- STATED GOAL: Copy each item below line for line with no changes, leaving the pictures out of your copy.

- RECORDS TO PROCESS:
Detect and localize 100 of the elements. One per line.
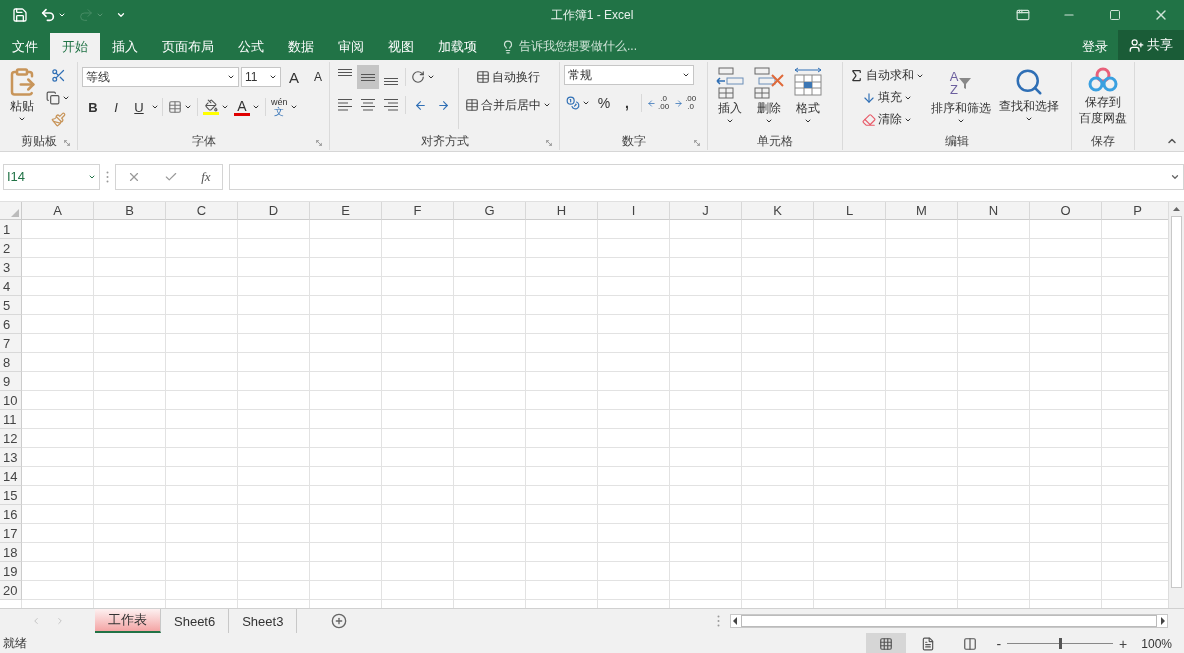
percent-button[interactable]: % bbox=[593, 91, 615, 115]
ribbon-tab[interactable]: 数据 bbox=[276, 33, 326, 60]
share-button[interactable]: 共享 bbox=[1118, 30, 1184, 60]
find-select-button[interactable]: 查找和选择 bbox=[996, 65, 1062, 132]
column-header[interactable]: D bbox=[238, 202, 310, 220]
delete-cells-button[interactable]: 删除 bbox=[750, 65, 788, 132]
horizontal-scrollbar[interactable] bbox=[730, 614, 1168, 628]
column-header[interactable]: G bbox=[454, 202, 526, 220]
column-header[interactable]: O bbox=[1030, 202, 1102, 220]
decrease-decimal-button[interactable]: .00 .0 bbox=[672, 91, 699, 115]
merge-center-button[interactable]: 合并后居中 bbox=[463, 93, 553, 117]
paste-button[interactable]: 粘贴 bbox=[4, 65, 40, 132]
ribbon-tab[interactable]: 页面布局 bbox=[150, 33, 226, 60]
italic-button[interactable]: I bbox=[105, 95, 127, 119]
column-header[interactable]: P bbox=[1102, 202, 1168, 220]
row-header[interactable]: 5 bbox=[0, 296, 22, 315]
row-header[interactable]: 7 bbox=[0, 334, 22, 353]
group-label: 字体 bbox=[191, 132, 216, 150]
caret-icon bbox=[58, 11, 66, 19]
ribbon-tab[interactable]: 加载项 bbox=[426, 33, 489, 60]
row-header[interactable]: 18 bbox=[0, 543, 22, 562]
column-header[interactable]: N bbox=[958, 202, 1030, 220]
sign-in-button[interactable]: 登录 bbox=[1072, 33, 1118, 60]
sort-filter-button[interactable]: A Z 排序和筛选 bbox=[928, 65, 994, 132]
column-header[interactable]: I bbox=[598, 202, 670, 220]
comma-button[interactable]: , bbox=[616, 91, 638, 115]
row-header[interactable]: 12 bbox=[0, 429, 22, 448]
column-header[interactable]: C bbox=[166, 202, 238, 220]
column-header[interactable]: K bbox=[742, 202, 814, 220]
tell-me-field[interactable]: 告诉我您想要做什么... bbox=[519, 38, 637, 55]
bold-button[interactable]: B bbox=[82, 95, 104, 119]
save-to-cloud-button[interactable]: 保存到 百度网盘 bbox=[1076, 65, 1130, 132]
formula-input[interactable] bbox=[229, 163, 1184, 190]
scroll-thumb[interactable] bbox=[741, 615, 1157, 627]
column-header[interactable]: J bbox=[670, 202, 742, 220]
dialog-launcher-icon[interactable] bbox=[315, 139, 323, 147]
vertical-align-button[interactable] bbox=[357, 65, 379, 89]
row-header[interactable]: 8 bbox=[0, 353, 22, 372]
row-header[interactable]: 10 bbox=[0, 391, 22, 410]
ribbon-tab[interactable]: 审阅 bbox=[326, 33, 376, 60]
row-header[interactable]: 16 bbox=[0, 505, 22, 524]
ribbon-tab[interactable]: 公式 bbox=[226, 33, 276, 60]
zoom-in-button[interactable]: + bbox=[1115, 635, 1132, 652]
column-header[interactable]: F bbox=[382, 202, 454, 220]
clear-button[interactable]: 清除 bbox=[847, 109, 926, 130]
dialog-launcher-icon[interactable] bbox=[693, 139, 701, 147]
ribbon-tab[interactable]: 文件 bbox=[0, 33, 50, 60]
autosum-button[interactable]: 自动求和 bbox=[847, 65, 926, 86]
scroll-right-icon[interactable] bbox=[1159, 617, 1167, 625]
ribbon-tab[interactable]: 视图 bbox=[376, 33, 426, 60]
sheet-tab[interactable]: 工作表 bbox=[95, 609, 161, 633]
column-header[interactable]: L bbox=[814, 202, 886, 220]
column-header[interactable]: B bbox=[94, 202, 166, 220]
vertical-scrollbar[interactable] bbox=[1168, 202, 1184, 608]
column-header[interactable]: A bbox=[22, 202, 94, 220]
insert-cells-button[interactable]: 插入 bbox=[712, 65, 748, 132]
scroll-thumb[interactable] bbox=[1171, 216, 1182, 588]
increase-decimal-button[interactable]: .0 .00 bbox=[645, 91, 672, 115]
font-color-button[interactable]: A bbox=[232, 95, 262, 119]
scroll-up-icon[interactable] bbox=[1173, 207, 1180, 211]
number-format-field[interactable]: 常规 bbox=[564, 65, 694, 85]
phonetic-guide-button[interactable]: wén 文 bbox=[269, 95, 300, 119]
view-button[interactable] bbox=[866, 633, 907, 653]
column-header[interactable]: E bbox=[310, 202, 382, 220]
row-header[interactable]: 14 bbox=[0, 467, 22, 486]
insert-function-button[interactable]: fx bbox=[201, 168, 211, 185]
ribbon-tab[interactable]: 开始 bbox=[50, 33, 100, 60]
row-header[interactable]: 4 bbox=[0, 277, 22, 296]
row-header[interactable]: 15 bbox=[0, 486, 22, 505]
wrap-text-button[interactable]: 自动换行 bbox=[463, 65, 553, 89]
fill-button[interactable]: 填充 bbox=[847, 87, 926, 108]
column-header[interactable]: H bbox=[526, 202, 598, 220]
font-size-field[interactable]: 11 bbox=[241, 67, 281, 87]
row-header[interactable]: 1 bbox=[0, 220, 22, 239]
format-cells-icon bbox=[793, 67, 823, 99]
row-header[interactable]: 3 bbox=[0, 258, 22, 277]
zoom-out-button[interactable]: - bbox=[992, 635, 1006, 652]
ribbon-tab[interactable]: 插入 bbox=[100, 33, 150, 60]
name-box[interactable]: I14 bbox=[3, 163, 100, 190]
row-header[interactable]: 20 bbox=[0, 581, 22, 600]
row-header[interactable]: 11 bbox=[0, 410, 22, 429]
caret-icon bbox=[269, 73, 277, 81]
row-header[interactable]: 9 bbox=[0, 372, 22, 391]
underline-button[interactable]: U bbox=[128, 95, 150, 119]
zoom-slider-thumb[interactable] bbox=[1059, 638, 1063, 649]
dialog-launcher-icon[interactable] bbox=[545, 139, 553, 147]
column-header[interactable]: M bbox=[886, 202, 958, 220]
row-header[interactable]: 6 bbox=[0, 315, 22, 334]
row-header[interactable]: 2 bbox=[0, 239, 22, 258]
row-header[interactable]: 13 bbox=[0, 448, 22, 467]
font-name-field[interactable]: 等线 bbox=[82, 67, 239, 87]
scroll-left-icon[interactable] bbox=[731, 617, 739, 625]
row-header[interactable]: 17 bbox=[0, 524, 22, 543]
format-cells-button[interactable]: 格式 bbox=[790, 65, 826, 132]
increase-font-button[interactable]: A bbox=[283, 65, 305, 89]
decrease-font-button[interactable]: A bbox=[307, 65, 329, 89]
group-label: 对齐方式 bbox=[420, 132, 469, 150]
rotate-icon bbox=[411, 70, 425, 84]
dialog-launcher-icon[interactable] bbox=[63, 139, 71, 147]
row-header[interactable]: 19 bbox=[0, 562, 22, 581]
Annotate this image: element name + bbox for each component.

- SOLUTION:
Detect and localize 100 of the elements. One per line.
percent-button[interactable]: % bbox=[593, 91, 615, 115]
ribbon-tab[interactable]: 数据 bbox=[276, 33, 326, 60]
share-button[interactable]: 共享 bbox=[1118, 30, 1184, 60]
find-select-button[interactable]: 查找和选择 bbox=[996, 65, 1062, 132]
column-header[interactable]: D bbox=[238, 202, 310, 220]
delete-cells-button[interactable]: 删除 bbox=[750, 65, 788, 132]
horizontal-scrollbar[interactable] bbox=[730, 614, 1168, 628]
column-header[interactable]: G bbox=[454, 202, 526, 220]
column-header[interactable]: O bbox=[1030, 202, 1102, 220]
decrease-decimal-button[interactable]: .00 .0 bbox=[672, 91, 699, 115]
merge-center-button[interactable]: 合并后居中 bbox=[463, 93, 553, 117]
paste-button[interactable]: 粘贴 bbox=[4, 65, 40, 132]
ribbon-tab[interactable]: 页面布局 bbox=[150, 33, 226, 60]
italic-button[interactable]: I bbox=[105, 95, 127, 119]
column-header[interactable]: P bbox=[1102, 202, 1168, 220]
row-header[interactable]: 5 bbox=[0, 296, 22, 315]
row-header[interactable]: 7 bbox=[0, 334, 22, 353]
group-label: 字体 bbox=[191, 132, 216, 150]
caret-icon bbox=[58, 11, 66, 19]
ribbon-tab[interactable]: 加载项 bbox=[426, 33, 489, 60]
row-header[interactable]: 18 bbox=[0, 543, 22, 562]
column-header[interactable]: N bbox=[958, 202, 1030, 220]
sign-in-button[interactable]: 登录 bbox=[1072, 33, 1118, 60]
sort-filter-button[interactable]: A Z 排序和筛选 bbox=[928, 65, 994, 132]
column-header[interactable]: I bbox=[598, 202, 670, 220]
comma-button[interactable]: , bbox=[616, 91, 638, 115]
row-header[interactable]: 12 bbox=[0, 429, 22, 448]
column-header[interactable]: C bbox=[166, 202, 238, 220]
column-header[interactable]: K bbox=[742, 202, 814, 220]
tell-me-field[interactable]: 告诉我您想要做什么... bbox=[519, 38, 637, 55]
bold-button[interactable]: B bbox=[82, 95, 104, 119]
save-to-cloud-button[interactable]: 保存到 百度网盘 bbox=[1076, 65, 1130, 132]
formula-input[interactable] bbox=[229, 163, 1184, 190]
scroll-thumb[interactable] bbox=[741, 615, 1157, 627]
column-header[interactable]: J bbox=[670, 202, 742, 220]
dialog-launcher-icon[interactable] bbox=[315, 139, 323, 147]
vertical-align-button[interactable] bbox=[357, 65, 379, 89]
row-header[interactable]: 8 bbox=[0, 353, 22, 372]
row-header[interactable]: 10 bbox=[0, 391, 22, 410]
ribbon-tab[interactable]: 审阅 bbox=[326, 33, 376, 60]
row-header[interactable]: 16 bbox=[0, 505, 22, 524]
ribbon-tab[interactable]: 公式 bbox=[226, 33, 276, 60]
zoom-in-button[interactable]: + bbox=[1115, 635, 1132, 652]
column-header[interactable]: F bbox=[382, 202, 454, 220]
clear-button[interactable]: 清除 bbox=[847, 109, 926, 130]
dialog-launcher-icon[interactable] bbox=[693, 139, 701, 147]
ribbon-tab[interactable]: 文件 bbox=[0, 33, 50, 60]
autosum-button[interactable]: 自动求和 bbox=[847, 65, 926, 86]
scroll-right-icon[interactable] bbox=[1159, 617, 1167, 625]
ribbon-tab[interactable]: 视图 bbox=[376, 33, 426, 60]
sheet-tab[interactable]: 工作表 bbox=[95, 609, 161, 633]
column-header[interactable]: L bbox=[814, 202, 886, 220]
column-header[interactable]: B bbox=[94, 202, 166, 220]
vertical-scrollbar[interactable] bbox=[1168, 202, 1184, 608]
column-header[interactable]: A bbox=[22, 202, 94, 220]
insert-cells-button[interactable]: 插入 bbox=[712, 65, 748, 132]
scroll-thumb[interactable] bbox=[1171, 216, 1182, 588]
increase-decimal-button[interactable]: .0 .00 bbox=[645, 91, 672, 115]
font-color-button[interactable]: A bbox=[232, 95, 262, 119]
scroll-up-icon[interactable] bbox=[1173, 207, 1180, 211]
number-format-field[interactable]: 常规 bbox=[564, 65, 694, 85]
phonetic-guide-button[interactable]: wén 文 bbox=[269, 95, 300, 119]
view-button[interactable] bbox=[866, 633, 907, 653]
column-header[interactable]: E bbox=[310, 202, 382, 220]
row-header[interactable]: 14 bbox=[0, 467, 22, 486]
insert-function-button[interactable]: fx bbox=[201, 168, 211, 185]
ribbon-tab[interactable]: 开始 bbox=[50, 33, 100, 60]
row-header[interactable]: 4 bbox=[0, 277, 22, 296]
row-header[interactable]: 15 bbox=[0, 486, 22, 505]
wrap-text-button[interactable]: 自动换行 bbox=[463, 65, 553, 89]
fill-button[interactable]: 填充 bbox=[847, 87, 926, 108]
column-header[interactable]: H bbox=[526, 202, 598, 220]
font-size-field[interactable]: 11 bbox=[241, 67, 281, 87]
row-header[interactable]: 1 bbox=[0, 220, 22, 239]
format-cells-icon bbox=[793, 67, 823, 99]
row-header[interactable]: 3 bbox=[0, 258, 22, 277]
zoom-out-button[interactable]: - bbox=[992, 635, 1006, 652]
ribbon-tab[interactable]: 插入 bbox=[100, 33, 150, 60]
name-box[interactable]: I14 bbox=[3, 163, 100, 190]
row-header[interactable]: 20 bbox=[0, 581, 22, 600]
row-header[interactable]: 11 bbox=[0, 410, 22, 429]
caret-icon bbox=[269, 73, 277, 81]
row-header[interactable]: 9 bbox=[0, 372, 22, 391]
underline-button[interactable]: U bbox=[128, 95, 150, 119]
zoom-slider-thumb[interactable] bbox=[1059, 638, 1063, 649]
dialog-launcher-icon[interactable] bbox=[545, 139, 553, 147]
column-header[interactable]: M bbox=[886, 202, 958, 220]
row-header[interactable]: 6 bbox=[0, 315, 22, 334]
row-header[interactable]: 2 bbox=[0, 239, 22, 258]
row-header[interactable]: 13 bbox=[0, 448, 22, 467]
font-name-field[interactable]: 等线 bbox=[82, 67, 239, 87]
scroll-left-icon[interactable] bbox=[731, 617, 739, 625]
row-header[interactable]: 17 bbox=[0, 524, 22, 543]
format-cells-button[interactable]: 格式 bbox=[790, 65, 826, 132]
increase-font-button[interactable]: A bbox=[283, 65, 305, 89]
decrease-font-button[interactable]: A bbox=[307, 65, 329, 89]
group-label: 对齐方式 bbox=[420, 132, 469, 150]
rotate-icon bbox=[411, 70, 425, 84]
dialog-launcher-icon[interactable] bbox=[63, 139, 71, 147]
row-header[interactable]: 19 bbox=[0, 562, 22, 581]
Annotate this image: element name + bbox for each component.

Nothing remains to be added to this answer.